▶ Potongan dokumen

◇ ◇ ◇

Elektabilitas Partai Ummat (Istimewa)
Oleh: Nandang Sutisna (Ketua Litbang DPP Partai Ummat)
Dalam satu bulan terakhir terdapat beberapa survei yang dilakukan oleh beberapa lembaga yang menunjukan hasil yang tidak menggembirakan bagi Partai Ummat. Survei Indonesia Political Opinion (11 Maret) menunjukan elektabilitas Partai Ummat meraih 0,1%, survei SMRC (11 Maret) 0,1%, Populi Center (13 Maret) 0,2%, LKSP (16 Maret) dibawah 0,7%, Puspol (22 Maret) 0,1% dan survei Indikator (27 Maret) 0,3%. Dari sampel survei tersebut, terlihat konsistensi raihan elektabilitas Partai Ummat yang berada di angka nol koma. Pertanyaan selanjutnya adalah, apakah kita percaya dengan hasil survei tersebut?

◇ ◇ ◇

▶ Bahan latihan
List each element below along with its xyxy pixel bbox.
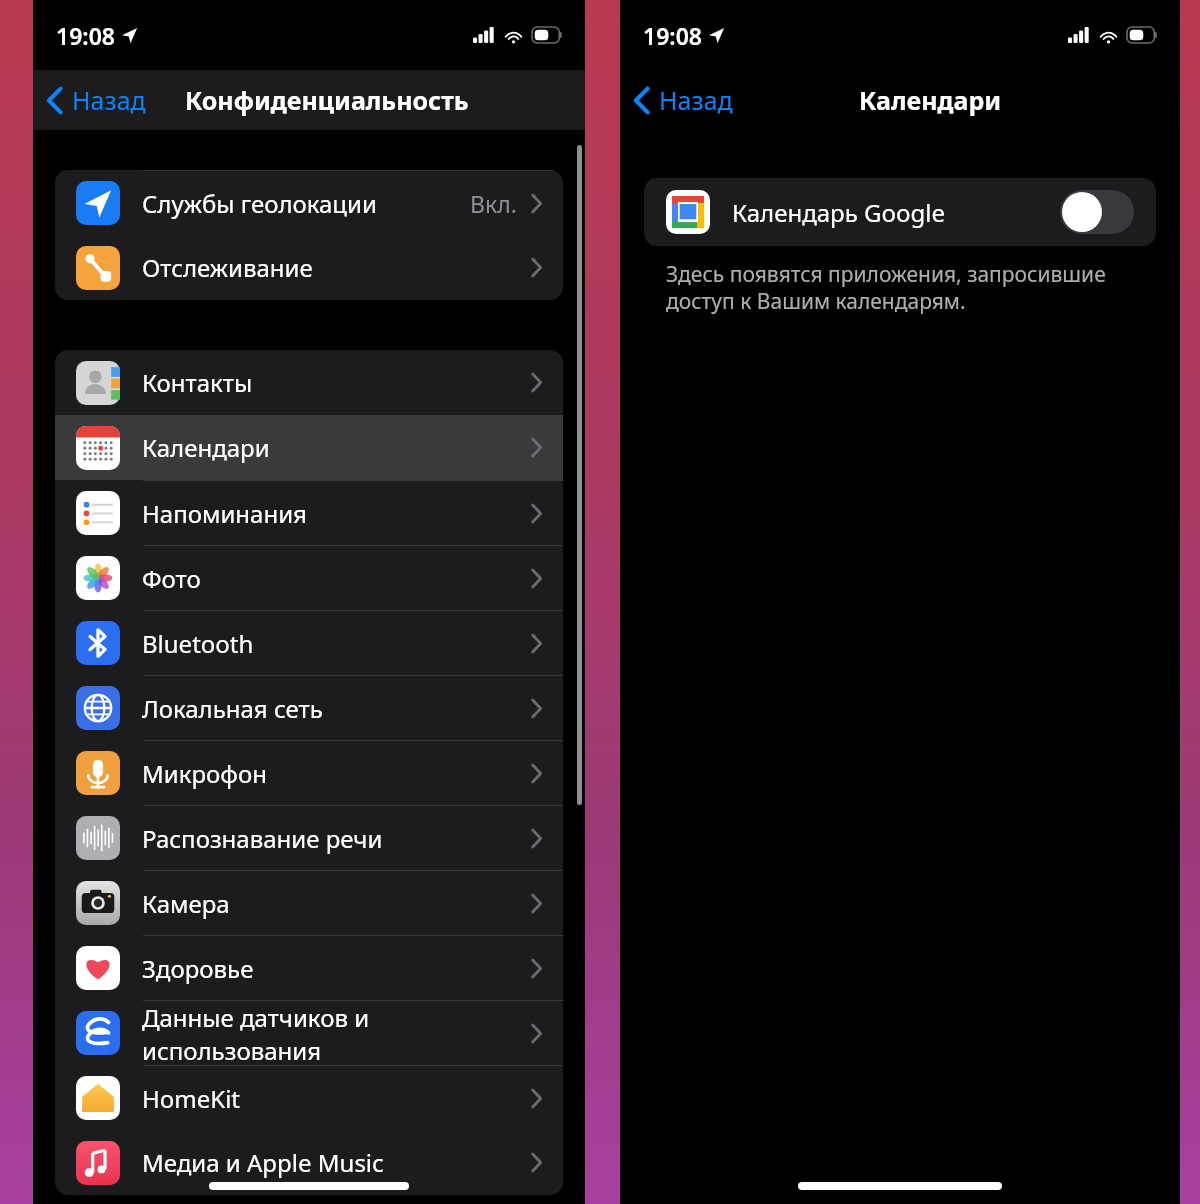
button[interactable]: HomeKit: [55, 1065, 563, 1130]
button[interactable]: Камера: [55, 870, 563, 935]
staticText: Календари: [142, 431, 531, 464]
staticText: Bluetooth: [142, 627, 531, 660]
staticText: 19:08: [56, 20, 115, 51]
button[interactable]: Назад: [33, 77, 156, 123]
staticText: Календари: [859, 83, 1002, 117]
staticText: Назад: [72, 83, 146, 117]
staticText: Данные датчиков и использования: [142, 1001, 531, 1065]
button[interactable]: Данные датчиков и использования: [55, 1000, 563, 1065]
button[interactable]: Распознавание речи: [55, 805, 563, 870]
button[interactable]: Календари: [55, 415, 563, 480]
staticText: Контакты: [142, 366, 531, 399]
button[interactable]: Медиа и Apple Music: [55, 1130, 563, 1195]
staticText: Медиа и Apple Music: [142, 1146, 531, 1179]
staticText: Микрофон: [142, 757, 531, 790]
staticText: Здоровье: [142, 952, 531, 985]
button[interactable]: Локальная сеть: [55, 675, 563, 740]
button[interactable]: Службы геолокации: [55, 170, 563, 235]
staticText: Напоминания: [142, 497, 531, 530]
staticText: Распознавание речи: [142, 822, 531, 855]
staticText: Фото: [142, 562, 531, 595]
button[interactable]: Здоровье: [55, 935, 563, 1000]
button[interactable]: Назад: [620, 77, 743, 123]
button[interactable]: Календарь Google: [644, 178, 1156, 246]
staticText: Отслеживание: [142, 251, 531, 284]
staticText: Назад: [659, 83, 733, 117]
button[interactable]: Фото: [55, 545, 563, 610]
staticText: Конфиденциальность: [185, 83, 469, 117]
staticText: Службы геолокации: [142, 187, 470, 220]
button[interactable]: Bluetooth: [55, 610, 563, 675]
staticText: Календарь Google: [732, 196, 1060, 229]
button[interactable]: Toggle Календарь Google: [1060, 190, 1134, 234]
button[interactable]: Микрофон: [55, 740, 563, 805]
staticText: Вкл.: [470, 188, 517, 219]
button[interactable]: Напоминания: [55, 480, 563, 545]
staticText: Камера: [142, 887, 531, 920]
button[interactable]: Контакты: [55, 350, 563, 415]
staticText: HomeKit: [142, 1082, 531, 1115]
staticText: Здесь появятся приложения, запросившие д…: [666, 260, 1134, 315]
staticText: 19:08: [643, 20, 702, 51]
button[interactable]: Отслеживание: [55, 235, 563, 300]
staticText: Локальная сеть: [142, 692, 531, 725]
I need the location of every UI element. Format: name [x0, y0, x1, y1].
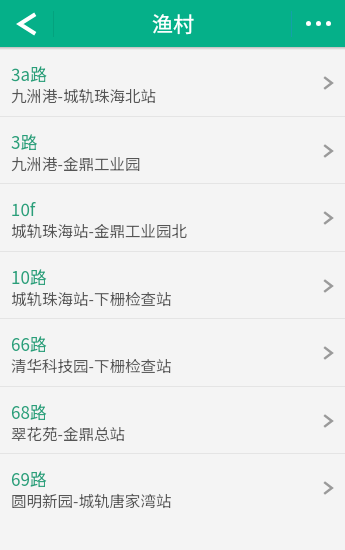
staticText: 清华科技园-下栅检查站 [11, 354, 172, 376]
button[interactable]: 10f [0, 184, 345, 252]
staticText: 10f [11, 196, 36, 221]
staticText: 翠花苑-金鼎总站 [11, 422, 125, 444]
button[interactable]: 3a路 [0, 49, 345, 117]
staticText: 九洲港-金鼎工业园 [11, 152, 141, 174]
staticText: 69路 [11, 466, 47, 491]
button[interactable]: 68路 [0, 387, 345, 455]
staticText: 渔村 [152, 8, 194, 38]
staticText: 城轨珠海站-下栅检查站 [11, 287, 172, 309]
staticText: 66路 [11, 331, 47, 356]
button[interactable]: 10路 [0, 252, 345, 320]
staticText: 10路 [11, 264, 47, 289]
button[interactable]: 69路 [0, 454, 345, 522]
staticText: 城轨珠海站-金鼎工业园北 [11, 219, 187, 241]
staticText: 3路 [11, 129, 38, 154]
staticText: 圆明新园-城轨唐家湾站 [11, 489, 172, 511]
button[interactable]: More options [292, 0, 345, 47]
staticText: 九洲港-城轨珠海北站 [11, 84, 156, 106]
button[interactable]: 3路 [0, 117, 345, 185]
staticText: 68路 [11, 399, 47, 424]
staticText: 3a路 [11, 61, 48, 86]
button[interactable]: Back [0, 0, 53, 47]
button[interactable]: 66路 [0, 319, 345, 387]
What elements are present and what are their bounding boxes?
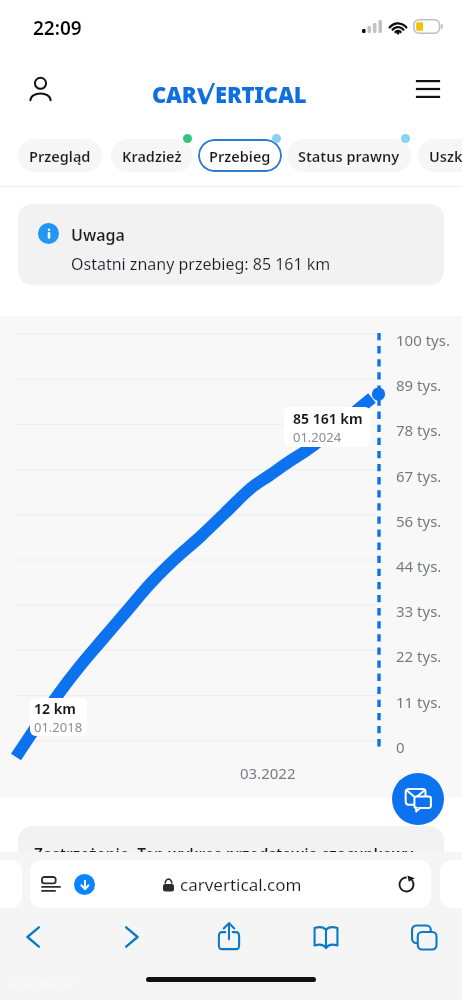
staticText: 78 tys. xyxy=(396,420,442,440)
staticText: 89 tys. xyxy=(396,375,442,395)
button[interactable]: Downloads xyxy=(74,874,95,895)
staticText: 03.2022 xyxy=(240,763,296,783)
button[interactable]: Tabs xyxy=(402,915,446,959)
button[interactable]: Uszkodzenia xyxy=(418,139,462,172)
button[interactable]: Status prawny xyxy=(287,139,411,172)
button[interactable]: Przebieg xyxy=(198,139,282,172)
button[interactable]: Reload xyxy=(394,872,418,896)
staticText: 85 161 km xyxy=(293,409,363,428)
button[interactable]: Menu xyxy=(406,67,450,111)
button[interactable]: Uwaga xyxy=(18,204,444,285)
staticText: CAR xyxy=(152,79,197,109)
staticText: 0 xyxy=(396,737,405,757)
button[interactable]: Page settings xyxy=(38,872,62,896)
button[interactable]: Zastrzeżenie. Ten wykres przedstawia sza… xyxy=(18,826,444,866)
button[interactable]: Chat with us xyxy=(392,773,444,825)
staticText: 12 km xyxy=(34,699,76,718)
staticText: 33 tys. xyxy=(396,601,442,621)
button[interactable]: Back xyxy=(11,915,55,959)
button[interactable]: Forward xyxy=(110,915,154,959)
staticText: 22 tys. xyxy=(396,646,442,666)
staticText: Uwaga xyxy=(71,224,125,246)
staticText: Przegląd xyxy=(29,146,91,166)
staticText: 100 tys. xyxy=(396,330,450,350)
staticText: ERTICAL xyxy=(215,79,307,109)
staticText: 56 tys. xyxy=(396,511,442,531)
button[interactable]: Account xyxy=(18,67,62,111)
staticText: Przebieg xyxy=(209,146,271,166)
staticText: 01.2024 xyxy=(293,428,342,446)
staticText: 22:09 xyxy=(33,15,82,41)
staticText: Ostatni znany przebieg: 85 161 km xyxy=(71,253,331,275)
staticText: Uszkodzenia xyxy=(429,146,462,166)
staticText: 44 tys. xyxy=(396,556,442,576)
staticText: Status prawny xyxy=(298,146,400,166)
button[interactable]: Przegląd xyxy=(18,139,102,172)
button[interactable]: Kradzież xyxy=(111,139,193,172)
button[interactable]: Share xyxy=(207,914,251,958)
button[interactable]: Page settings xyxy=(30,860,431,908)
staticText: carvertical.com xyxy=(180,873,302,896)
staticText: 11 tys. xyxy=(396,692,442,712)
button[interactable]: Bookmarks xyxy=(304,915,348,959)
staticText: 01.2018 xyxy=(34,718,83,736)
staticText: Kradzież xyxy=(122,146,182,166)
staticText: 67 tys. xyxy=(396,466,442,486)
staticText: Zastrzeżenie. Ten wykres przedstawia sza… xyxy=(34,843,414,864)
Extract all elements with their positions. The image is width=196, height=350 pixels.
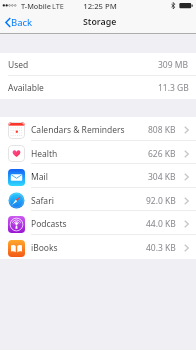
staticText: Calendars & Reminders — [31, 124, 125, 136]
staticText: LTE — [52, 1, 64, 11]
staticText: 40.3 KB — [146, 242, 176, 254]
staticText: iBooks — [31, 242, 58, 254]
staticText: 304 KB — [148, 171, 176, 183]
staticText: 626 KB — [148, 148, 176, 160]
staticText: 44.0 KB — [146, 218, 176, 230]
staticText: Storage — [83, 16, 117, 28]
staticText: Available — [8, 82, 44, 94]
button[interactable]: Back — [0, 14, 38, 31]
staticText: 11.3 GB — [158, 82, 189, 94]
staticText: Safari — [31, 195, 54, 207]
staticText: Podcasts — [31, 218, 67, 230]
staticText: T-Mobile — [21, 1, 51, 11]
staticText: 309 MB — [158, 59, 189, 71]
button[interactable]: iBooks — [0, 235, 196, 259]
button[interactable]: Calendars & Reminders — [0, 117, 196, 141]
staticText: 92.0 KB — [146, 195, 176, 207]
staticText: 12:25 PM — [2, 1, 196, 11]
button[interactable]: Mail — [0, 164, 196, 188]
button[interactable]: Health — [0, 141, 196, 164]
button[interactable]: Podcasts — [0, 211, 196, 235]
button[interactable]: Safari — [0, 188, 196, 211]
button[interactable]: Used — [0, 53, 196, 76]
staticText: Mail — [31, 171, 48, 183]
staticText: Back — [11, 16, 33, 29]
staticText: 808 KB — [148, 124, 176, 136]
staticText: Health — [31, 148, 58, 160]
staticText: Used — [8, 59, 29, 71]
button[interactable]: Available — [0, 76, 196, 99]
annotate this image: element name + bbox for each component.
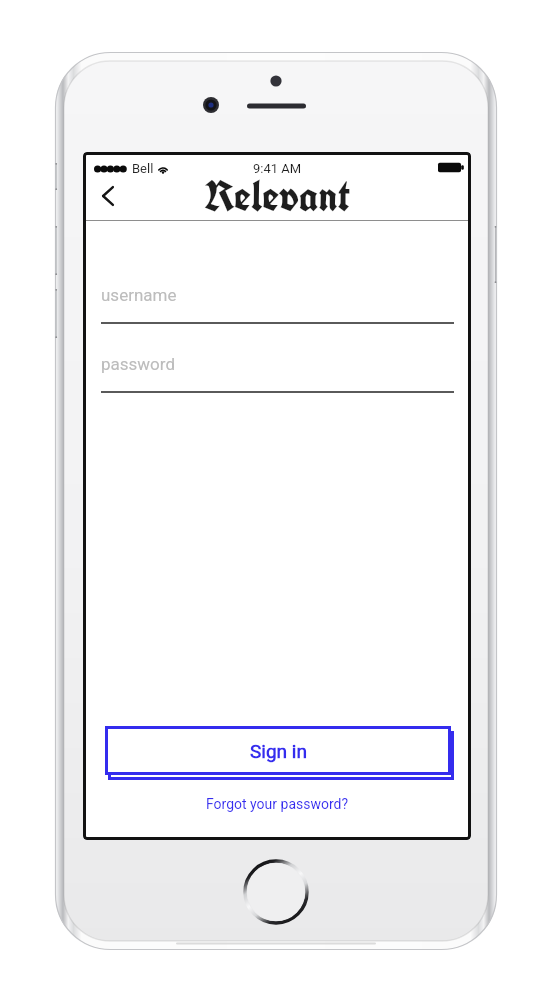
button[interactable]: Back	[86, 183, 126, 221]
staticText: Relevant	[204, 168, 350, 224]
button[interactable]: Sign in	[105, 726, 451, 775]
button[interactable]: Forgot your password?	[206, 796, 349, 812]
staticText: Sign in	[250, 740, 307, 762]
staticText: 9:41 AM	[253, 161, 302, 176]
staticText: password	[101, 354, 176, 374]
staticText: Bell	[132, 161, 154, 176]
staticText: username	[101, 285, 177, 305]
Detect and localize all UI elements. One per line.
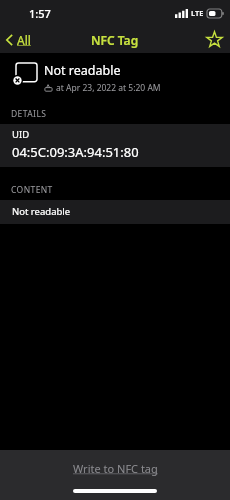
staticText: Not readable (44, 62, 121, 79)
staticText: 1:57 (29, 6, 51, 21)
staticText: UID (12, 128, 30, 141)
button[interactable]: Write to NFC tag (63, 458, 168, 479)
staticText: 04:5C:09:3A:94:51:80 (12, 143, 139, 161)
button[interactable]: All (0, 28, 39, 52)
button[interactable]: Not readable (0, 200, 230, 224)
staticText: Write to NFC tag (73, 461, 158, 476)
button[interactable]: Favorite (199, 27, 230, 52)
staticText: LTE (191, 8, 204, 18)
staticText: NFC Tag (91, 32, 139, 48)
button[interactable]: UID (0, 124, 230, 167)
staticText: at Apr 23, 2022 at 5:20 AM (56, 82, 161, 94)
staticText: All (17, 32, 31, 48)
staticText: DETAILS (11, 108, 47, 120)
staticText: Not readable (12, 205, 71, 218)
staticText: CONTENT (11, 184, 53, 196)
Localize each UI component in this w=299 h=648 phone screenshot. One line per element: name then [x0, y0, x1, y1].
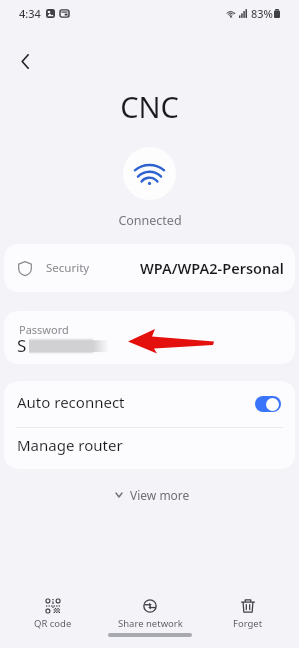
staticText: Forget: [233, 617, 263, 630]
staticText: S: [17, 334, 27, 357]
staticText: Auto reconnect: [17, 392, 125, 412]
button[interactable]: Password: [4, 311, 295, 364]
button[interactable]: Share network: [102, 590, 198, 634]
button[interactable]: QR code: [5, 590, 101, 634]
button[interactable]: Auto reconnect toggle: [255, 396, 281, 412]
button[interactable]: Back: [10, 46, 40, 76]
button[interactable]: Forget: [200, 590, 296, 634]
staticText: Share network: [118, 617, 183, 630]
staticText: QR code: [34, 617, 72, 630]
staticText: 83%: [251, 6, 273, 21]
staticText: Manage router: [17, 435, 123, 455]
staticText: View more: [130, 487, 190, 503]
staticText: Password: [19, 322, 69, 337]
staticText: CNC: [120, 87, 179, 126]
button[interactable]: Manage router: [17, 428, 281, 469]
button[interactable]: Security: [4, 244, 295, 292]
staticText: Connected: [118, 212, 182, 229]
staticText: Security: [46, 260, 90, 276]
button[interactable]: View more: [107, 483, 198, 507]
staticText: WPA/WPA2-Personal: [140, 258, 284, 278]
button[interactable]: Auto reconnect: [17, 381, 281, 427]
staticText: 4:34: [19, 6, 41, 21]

◇ ◇ ◇

Tuliskan lanjutan tulisan tentang elektabilitas Partai Ummat di atas, dimulai setelah kalimat terakhir yang tercantum.

Sebelum menjawab, kita harus melihat dulu konsistensi elektabilitas partai lain yang ada di papan atas atau tengah. Hasilnya menunjukan perbedaan yang signifikan bahkan bisa mencapai selisih hampir 6%, seperti elektabilitas Partai Gerindra yang menurut LKSP memiliki elektabilitas 8,2% dan menurut SMRC 14,1%, yang artinya terjadi selisih 5,9%. Demikian pula untuk urutan elektabilitas partai yang sementara hanya PDIP yang konsisten meraih posisi puncak, namun untuk urutan berikutnya posisinya berbeda-beda.
Berdasarkan analisis dari beberapa survei elektabilitas partai dengan sampel yang dilakukan di Bulan Maret 2023 terlihat bahwa terdapat hasil survei yang tidak konsisten. Terlepas dari apakah survei tersebut merupakan survei bayaran dan justru ditujukan untuk menggiring opini publik yang hanya menguntungkan partai besar pemilik modal, secara hasil juga tidak bisa dijadikan patokan.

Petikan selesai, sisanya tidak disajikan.